## Problem details
Filter these entries so that only lines with the word "screenshot" remain.

## Data excerpts
##############################

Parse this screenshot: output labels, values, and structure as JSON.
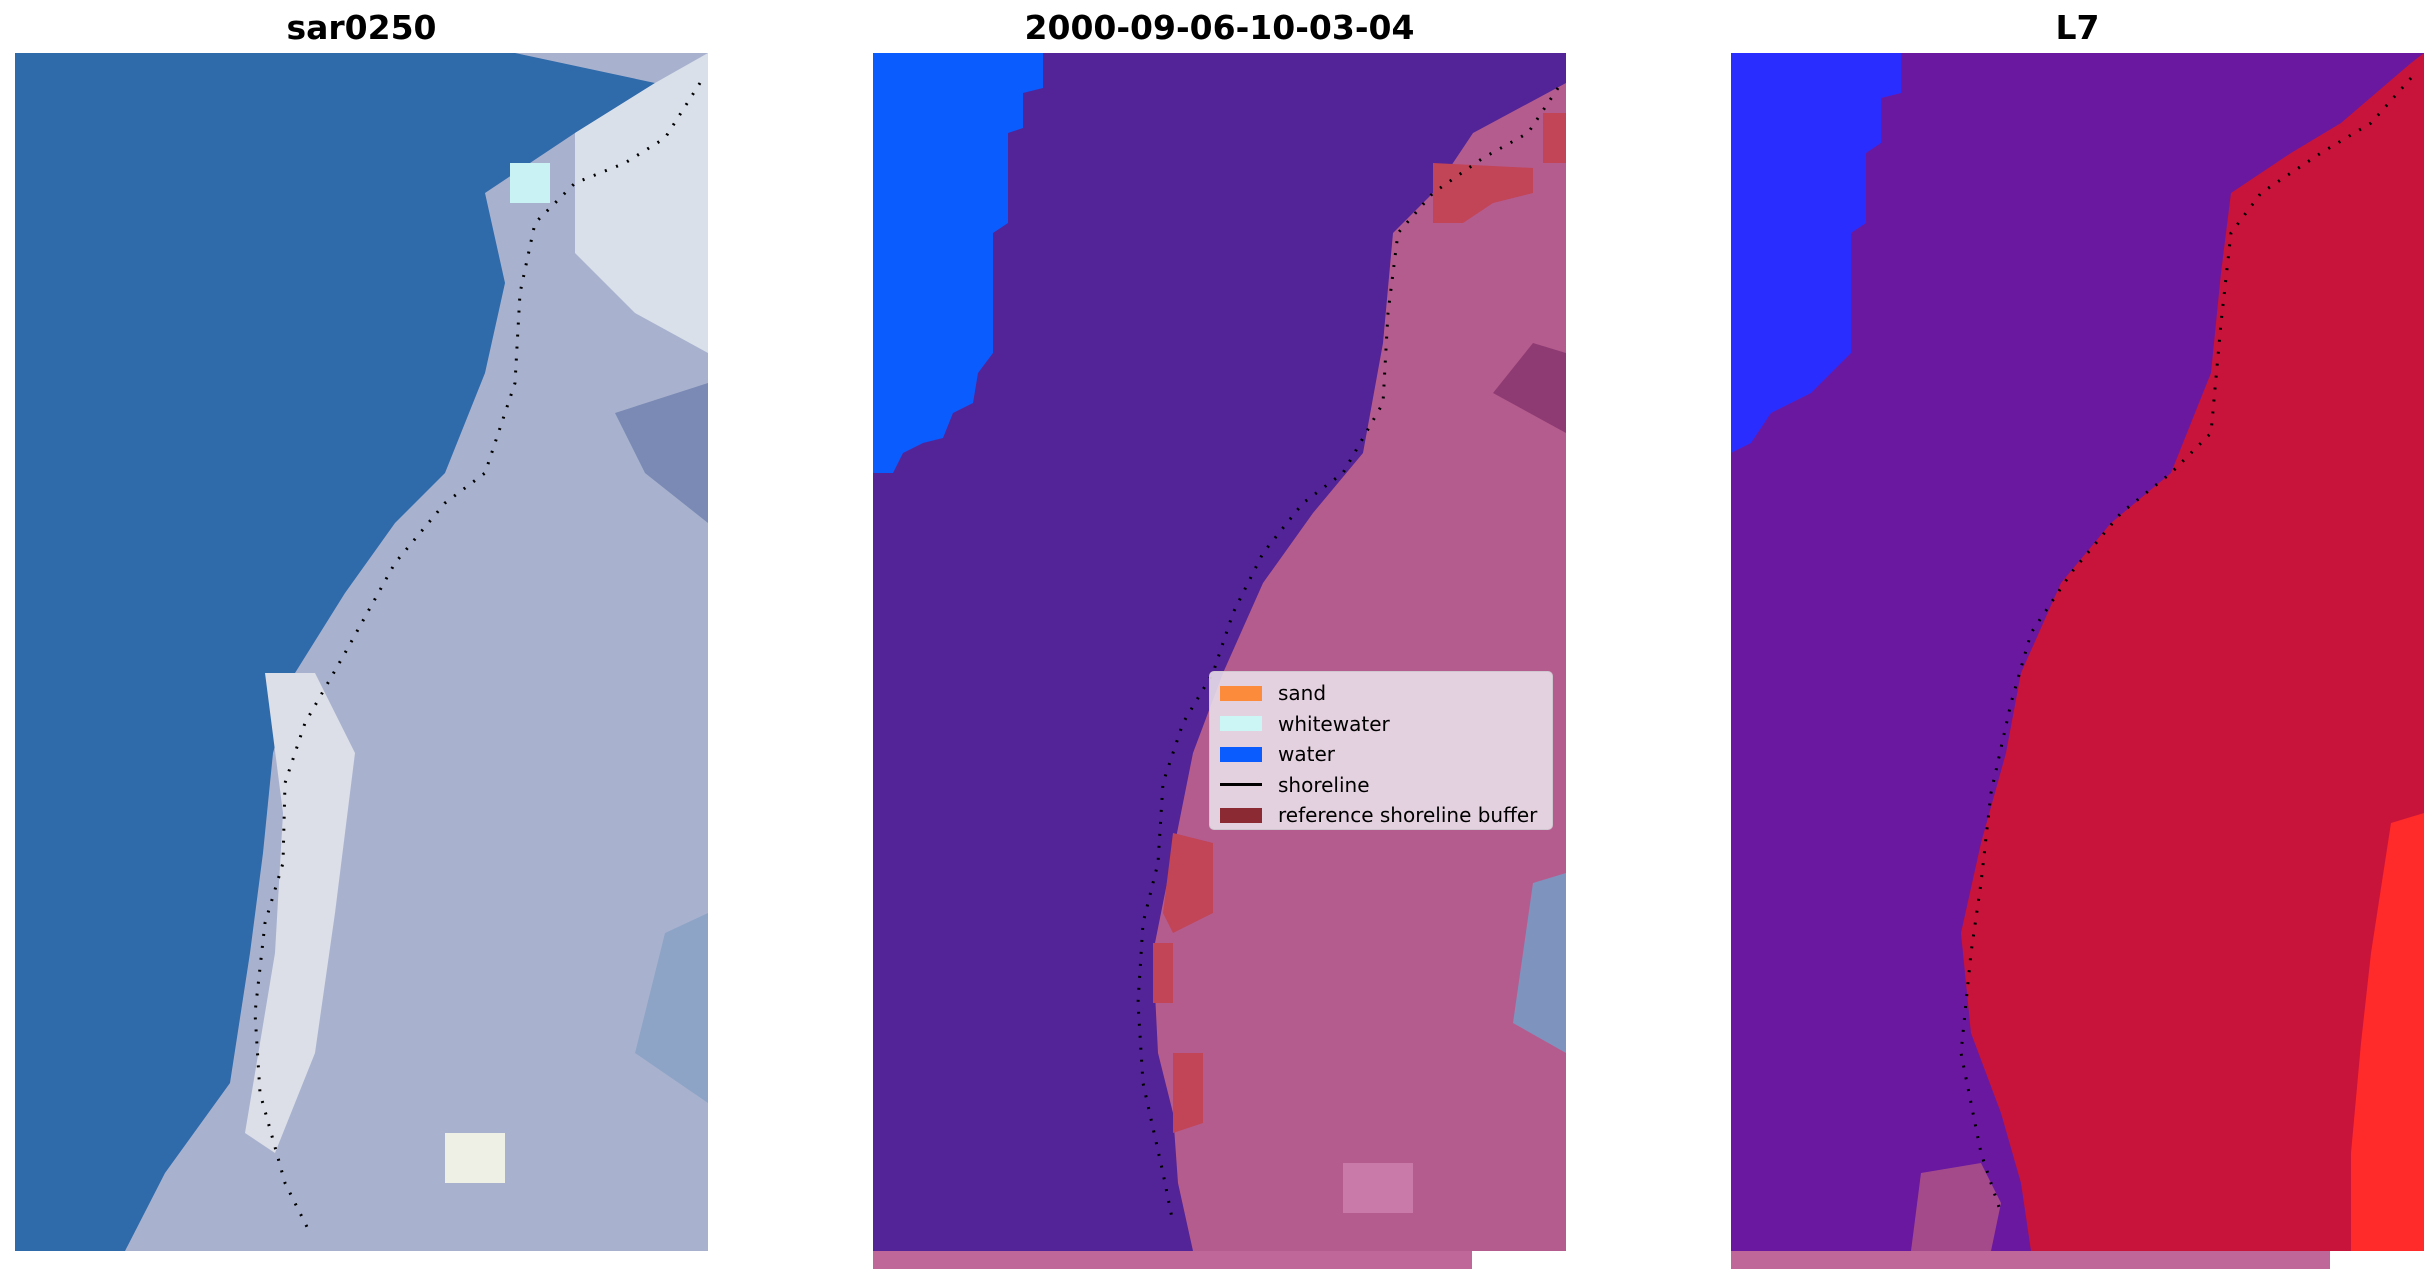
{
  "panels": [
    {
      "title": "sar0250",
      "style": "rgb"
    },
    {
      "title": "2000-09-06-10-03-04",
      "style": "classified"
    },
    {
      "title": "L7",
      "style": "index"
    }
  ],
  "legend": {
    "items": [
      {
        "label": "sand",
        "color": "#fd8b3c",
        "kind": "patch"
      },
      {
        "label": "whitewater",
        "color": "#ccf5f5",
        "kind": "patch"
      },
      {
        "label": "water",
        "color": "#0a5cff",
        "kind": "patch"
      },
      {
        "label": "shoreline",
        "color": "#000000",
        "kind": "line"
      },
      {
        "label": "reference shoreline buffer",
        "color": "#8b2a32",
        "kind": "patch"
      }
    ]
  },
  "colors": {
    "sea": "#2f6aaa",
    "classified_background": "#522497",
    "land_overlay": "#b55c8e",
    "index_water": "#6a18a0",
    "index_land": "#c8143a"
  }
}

##############################

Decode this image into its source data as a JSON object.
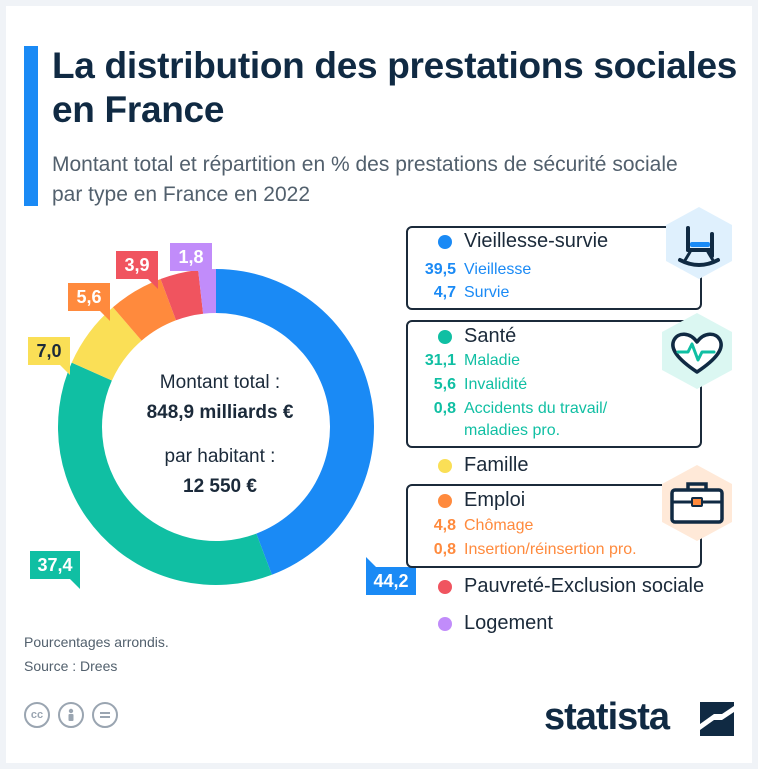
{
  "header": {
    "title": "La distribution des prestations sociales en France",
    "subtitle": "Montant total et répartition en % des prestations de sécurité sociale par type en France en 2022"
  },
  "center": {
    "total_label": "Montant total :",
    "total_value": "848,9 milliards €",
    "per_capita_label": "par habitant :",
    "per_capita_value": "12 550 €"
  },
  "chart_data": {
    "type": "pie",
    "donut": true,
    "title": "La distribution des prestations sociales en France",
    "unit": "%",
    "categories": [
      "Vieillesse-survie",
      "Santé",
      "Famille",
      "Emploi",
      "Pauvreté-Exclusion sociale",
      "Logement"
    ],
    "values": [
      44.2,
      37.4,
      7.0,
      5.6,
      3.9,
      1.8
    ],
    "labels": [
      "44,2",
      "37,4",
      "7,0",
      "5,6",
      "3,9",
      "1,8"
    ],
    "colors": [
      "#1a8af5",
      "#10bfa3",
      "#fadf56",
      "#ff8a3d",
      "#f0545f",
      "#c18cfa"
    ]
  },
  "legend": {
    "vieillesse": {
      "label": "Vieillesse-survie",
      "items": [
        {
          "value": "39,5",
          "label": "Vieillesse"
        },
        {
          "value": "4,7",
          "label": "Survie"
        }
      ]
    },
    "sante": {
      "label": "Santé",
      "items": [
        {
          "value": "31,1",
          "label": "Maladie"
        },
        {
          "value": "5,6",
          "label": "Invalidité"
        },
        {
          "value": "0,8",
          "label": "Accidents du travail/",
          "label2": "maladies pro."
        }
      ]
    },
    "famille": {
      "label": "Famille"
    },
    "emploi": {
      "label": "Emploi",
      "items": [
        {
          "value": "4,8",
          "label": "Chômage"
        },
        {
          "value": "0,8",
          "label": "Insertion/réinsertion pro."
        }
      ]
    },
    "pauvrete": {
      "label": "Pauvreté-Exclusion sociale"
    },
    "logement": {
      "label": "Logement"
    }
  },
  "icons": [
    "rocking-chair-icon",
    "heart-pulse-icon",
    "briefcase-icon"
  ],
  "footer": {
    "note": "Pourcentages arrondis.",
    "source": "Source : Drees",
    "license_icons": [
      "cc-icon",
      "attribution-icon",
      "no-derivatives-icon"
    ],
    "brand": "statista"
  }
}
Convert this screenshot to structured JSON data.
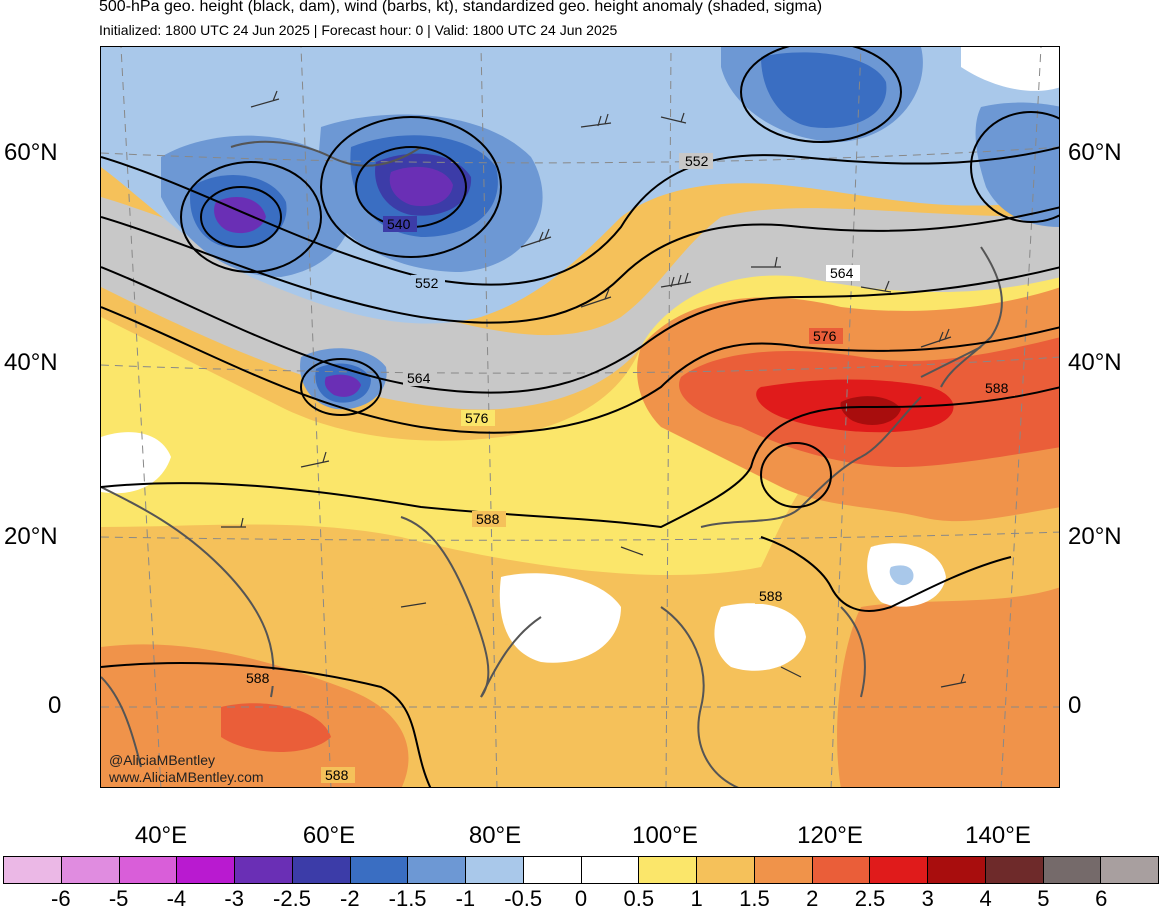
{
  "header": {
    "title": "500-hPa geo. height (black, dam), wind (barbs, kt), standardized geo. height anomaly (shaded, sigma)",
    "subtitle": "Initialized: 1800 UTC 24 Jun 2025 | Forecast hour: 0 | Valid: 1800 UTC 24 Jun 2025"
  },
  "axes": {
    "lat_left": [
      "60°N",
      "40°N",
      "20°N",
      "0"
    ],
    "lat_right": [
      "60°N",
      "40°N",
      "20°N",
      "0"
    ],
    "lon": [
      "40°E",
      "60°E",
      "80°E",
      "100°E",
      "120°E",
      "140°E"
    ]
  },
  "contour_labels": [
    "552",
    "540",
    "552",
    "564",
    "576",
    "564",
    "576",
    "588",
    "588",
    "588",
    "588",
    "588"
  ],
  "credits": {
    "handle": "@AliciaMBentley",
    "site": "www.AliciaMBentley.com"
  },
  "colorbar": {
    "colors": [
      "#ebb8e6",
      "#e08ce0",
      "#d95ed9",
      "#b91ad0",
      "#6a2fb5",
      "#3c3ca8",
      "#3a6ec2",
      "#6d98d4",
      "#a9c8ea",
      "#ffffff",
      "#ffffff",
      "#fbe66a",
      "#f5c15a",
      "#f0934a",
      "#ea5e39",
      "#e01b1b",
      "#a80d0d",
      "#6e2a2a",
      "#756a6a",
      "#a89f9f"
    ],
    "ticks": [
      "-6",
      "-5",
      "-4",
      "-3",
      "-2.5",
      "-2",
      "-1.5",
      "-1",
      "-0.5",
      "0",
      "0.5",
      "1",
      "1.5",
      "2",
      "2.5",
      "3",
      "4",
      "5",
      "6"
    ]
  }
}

##############################

## Output of the exercise
Parse this screenshot: output labels, values, and structure as JSON.
Convert this screenshot to structured JSON data.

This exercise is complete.